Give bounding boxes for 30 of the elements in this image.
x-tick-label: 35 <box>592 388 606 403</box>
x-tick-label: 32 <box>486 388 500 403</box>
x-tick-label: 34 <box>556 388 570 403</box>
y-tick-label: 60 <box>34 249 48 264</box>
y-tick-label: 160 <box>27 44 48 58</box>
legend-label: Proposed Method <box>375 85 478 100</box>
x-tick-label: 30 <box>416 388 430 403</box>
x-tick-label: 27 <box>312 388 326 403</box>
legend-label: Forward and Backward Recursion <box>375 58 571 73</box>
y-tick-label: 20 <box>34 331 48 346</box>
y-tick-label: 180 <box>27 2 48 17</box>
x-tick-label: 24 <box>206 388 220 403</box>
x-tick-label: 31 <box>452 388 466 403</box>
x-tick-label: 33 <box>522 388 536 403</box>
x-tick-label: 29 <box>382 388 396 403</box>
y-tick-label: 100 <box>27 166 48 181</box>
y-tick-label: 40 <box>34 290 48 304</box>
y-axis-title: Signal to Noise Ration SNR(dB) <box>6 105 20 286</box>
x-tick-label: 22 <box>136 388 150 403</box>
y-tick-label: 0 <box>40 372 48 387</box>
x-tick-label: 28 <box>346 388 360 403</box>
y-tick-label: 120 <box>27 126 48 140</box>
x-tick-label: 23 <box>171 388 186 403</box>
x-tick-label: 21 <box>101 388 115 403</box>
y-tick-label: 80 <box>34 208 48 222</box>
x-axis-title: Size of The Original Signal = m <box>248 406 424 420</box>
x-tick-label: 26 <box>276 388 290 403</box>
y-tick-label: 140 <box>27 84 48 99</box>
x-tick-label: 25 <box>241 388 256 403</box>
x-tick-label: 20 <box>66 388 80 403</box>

---+---

TASK PROMPT: Give the data again from its first line through the line containing "x-tick-label: 23 <box>171 388 186 403</box>", changing "Proposed Method" to "Suggested Method" and leaving everything else as it is.

EXERCISE RESPONSE:
Give bounding boxes for 30 of the elements in this image.
x-tick-label: 35 <box>592 388 606 403</box>
x-tick-label: 32 <box>486 388 500 403</box>
x-tick-label: 34 <box>556 388 570 403</box>
y-tick-label: 60 <box>34 249 48 264</box>
y-tick-label: 160 <box>27 44 48 58</box>
legend-label: Suggested Method <box>375 85 478 100</box>
x-tick-label: 30 <box>416 388 430 403</box>
x-tick-label: 27 <box>312 388 326 403</box>
legend-label: Forward and Backward Recursion <box>375 58 571 73</box>
y-tick-label: 20 <box>34 331 48 346</box>
y-tick-label: 180 <box>27 2 48 17</box>
x-tick-label: 24 <box>206 388 220 403</box>
x-tick-label: 31 <box>452 388 466 403</box>
x-tick-label: 33 <box>522 388 536 403</box>
x-tick-label: 29 <box>382 388 396 403</box>
y-tick-label: 100 <box>27 166 48 181</box>
y-tick-label: 40 <box>34 290 48 304</box>
y-axis-title: Signal to Noise Ration SNR(dB) <box>6 105 20 286</box>
x-tick-label: 22 <box>136 388 150 403</box>
y-tick-label: 0 <box>40 372 48 387</box>
x-tick-label: 28 <box>346 388 360 403</box>
y-tick-label: 120 <box>27 126 48 140</box>
x-tick-label: 23 <box>171 388 186 403</box>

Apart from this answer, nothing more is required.